— Begin Dataset excerpts —

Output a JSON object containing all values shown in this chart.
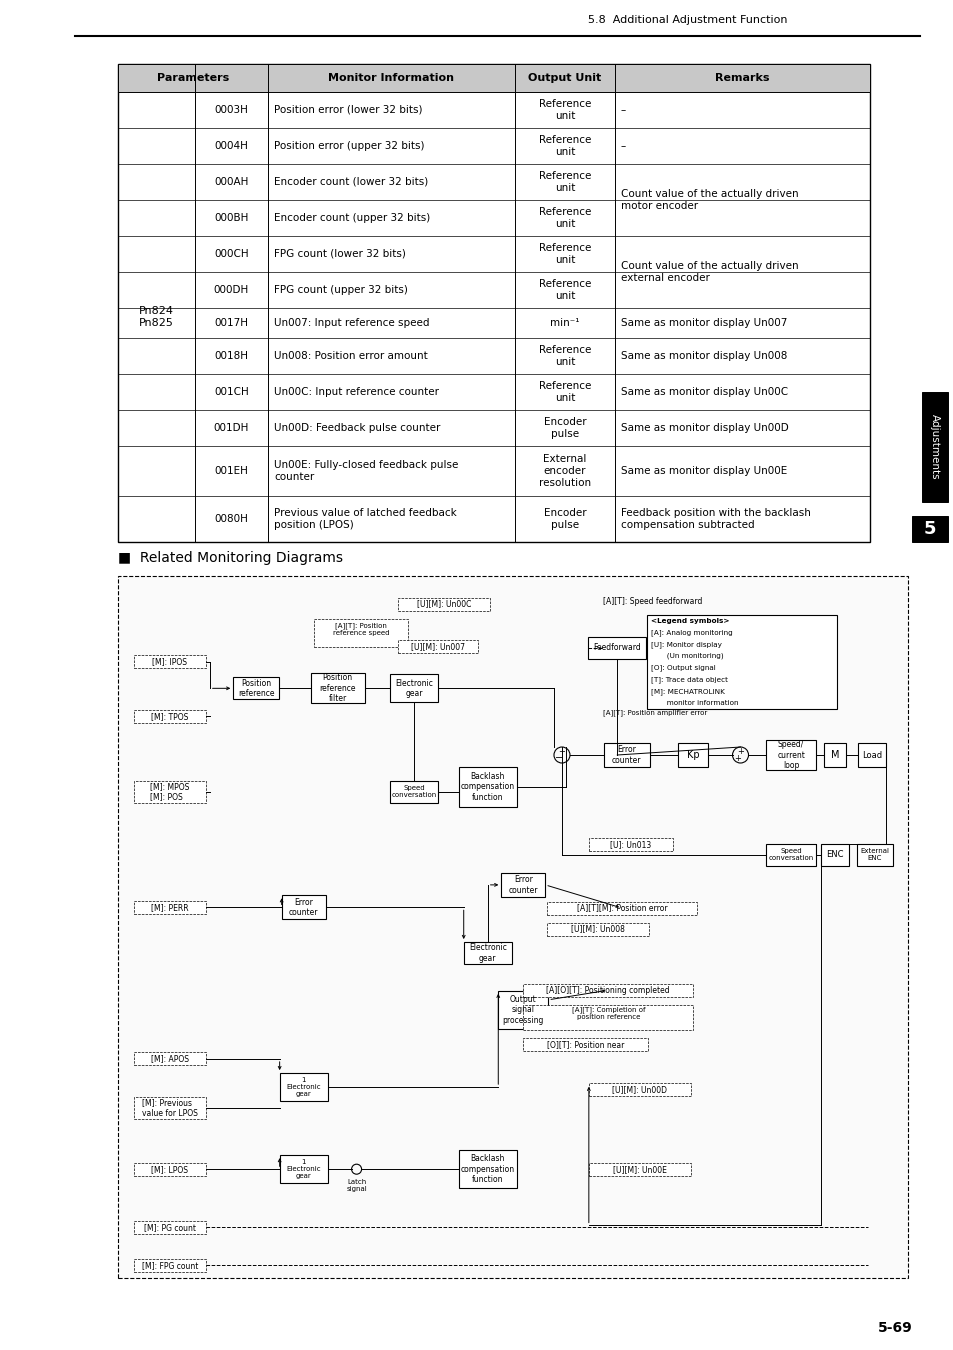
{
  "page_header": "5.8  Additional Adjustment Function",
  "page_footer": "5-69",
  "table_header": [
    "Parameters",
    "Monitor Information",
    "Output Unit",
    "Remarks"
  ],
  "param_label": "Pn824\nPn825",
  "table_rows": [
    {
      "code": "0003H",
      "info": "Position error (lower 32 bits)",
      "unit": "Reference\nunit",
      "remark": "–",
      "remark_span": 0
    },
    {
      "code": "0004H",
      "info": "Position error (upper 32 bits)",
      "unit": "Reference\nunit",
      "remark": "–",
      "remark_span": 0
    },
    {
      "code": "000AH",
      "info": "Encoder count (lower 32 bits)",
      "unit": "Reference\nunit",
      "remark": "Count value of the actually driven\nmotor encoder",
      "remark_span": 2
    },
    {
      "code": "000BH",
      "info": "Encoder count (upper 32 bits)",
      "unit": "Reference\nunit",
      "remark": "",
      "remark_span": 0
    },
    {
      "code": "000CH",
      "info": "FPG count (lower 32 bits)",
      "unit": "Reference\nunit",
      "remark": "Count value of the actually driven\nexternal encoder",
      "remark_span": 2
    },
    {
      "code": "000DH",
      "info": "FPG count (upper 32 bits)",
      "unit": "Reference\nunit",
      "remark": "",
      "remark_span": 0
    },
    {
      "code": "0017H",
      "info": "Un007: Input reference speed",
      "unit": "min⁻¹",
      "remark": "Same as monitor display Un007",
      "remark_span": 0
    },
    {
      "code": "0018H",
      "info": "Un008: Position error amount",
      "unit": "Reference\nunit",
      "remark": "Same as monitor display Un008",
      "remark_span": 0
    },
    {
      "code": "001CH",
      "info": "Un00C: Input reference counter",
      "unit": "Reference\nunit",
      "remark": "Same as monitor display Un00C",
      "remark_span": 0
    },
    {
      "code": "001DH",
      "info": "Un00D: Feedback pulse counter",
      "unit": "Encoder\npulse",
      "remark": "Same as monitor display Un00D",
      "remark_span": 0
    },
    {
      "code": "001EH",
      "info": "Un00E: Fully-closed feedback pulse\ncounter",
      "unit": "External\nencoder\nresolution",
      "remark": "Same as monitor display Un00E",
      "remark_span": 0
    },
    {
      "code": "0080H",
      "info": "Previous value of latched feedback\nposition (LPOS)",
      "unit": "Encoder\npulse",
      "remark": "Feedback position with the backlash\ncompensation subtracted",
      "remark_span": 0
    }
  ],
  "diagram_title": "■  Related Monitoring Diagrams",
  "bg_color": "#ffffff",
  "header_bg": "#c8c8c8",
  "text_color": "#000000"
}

— End Dataset excerpts —

* [Task directions]: Reproduce the full listing faithfully, but do not carry over any pictures.

* [Response to this task]:
Output a JSON object containing all values shown in this chart.
{
  "page_header": "5.8  Additional Adjustment Function",
  "page_footer": "5-69",
  "table_header": [
    "Parameters",
    "Monitor Information",
    "Output Unit",
    "Remarks"
  ],
  "param_label": "Pn824\nPn825",
  "table_rows": [
    {
      "code": "0003H",
      "info": "Position error (lower 32 bits)",
      "unit": "Reference\nunit",
      "remark": "–",
      "remark_span": 0
    },
    {
      "code": "0004H",
      "info": "Position error (upper 32 bits)",
      "unit": "Reference\nunit",
      "remark": "–",
      "remark_span": 0
    },
    {
      "code": "000AH",
      "info": "Encoder count (lower 32 bits)",
      "unit": "Reference\nunit",
      "remark": "Count value of the actually driven\nmotor encoder",
      "remark_span": 2
    },
    {
      "code": "000BH",
      "info": "Encoder count (upper 32 bits)",
      "unit": "Reference\nunit",
      "remark": "",
      "remark_span": 0
    },
    {
      "code": "000CH",
      "info": "FPG count (lower 32 bits)",
      "unit": "Reference\nunit",
      "remark": "Count value of the actually driven\nexternal encoder",
      "remark_span": 2
    },
    {
      "code": "000DH",
      "info": "FPG count (upper 32 bits)",
      "unit": "Reference\nunit",
      "remark": "",
      "remark_span": 0
    },
    {
      "code": "0017H",
      "info": "Un007: Input reference speed",
      "unit": "min⁻¹",
      "remark": "Same as monitor display Un007",
      "remark_span": 0
    },
    {
      "code": "0018H",
      "info": "Un008: Position error amount",
      "unit": "Reference\nunit",
      "remark": "Same as monitor display Un008",
      "remark_span": 0
    },
    {
      "code": "001CH",
      "info": "Un00C: Input reference counter",
      "unit": "Reference\nunit",
      "remark": "Same as monitor display Un00C",
      "remark_span": 0
    },
    {
      "code": "001DH",
      "info": "Un00D: Feedback pulse counter",
      "unit": "Encoder\npulse",
      "remark": "Same as monitor display Un00D",
      "remark_span": 0
    },
    {
      "code": "001EH",
      "info": "Un00E: Fully-closed feedback pulse\ncounter",
      "unit": "External\nencoder\nresolution",
      "remark": "Same as monitor display Un00E",
      "remark_span": 0
    },
    {
      "code": "0080H",
      "info": "Previous value of latched feedback\nposition (LPOS)",
      "unit": "Encoder\npulse",
      "remark": "Feedback position with the backlash\ncompensation subtracted",
      "remark_span": 0
    }
  ],
  "diagram_title": "■  Related Monitoring Diagrams",
  "bg_color": "#ffffff",
  "header_bg": "#c8c8c8",
  "text_color": "#000000"
}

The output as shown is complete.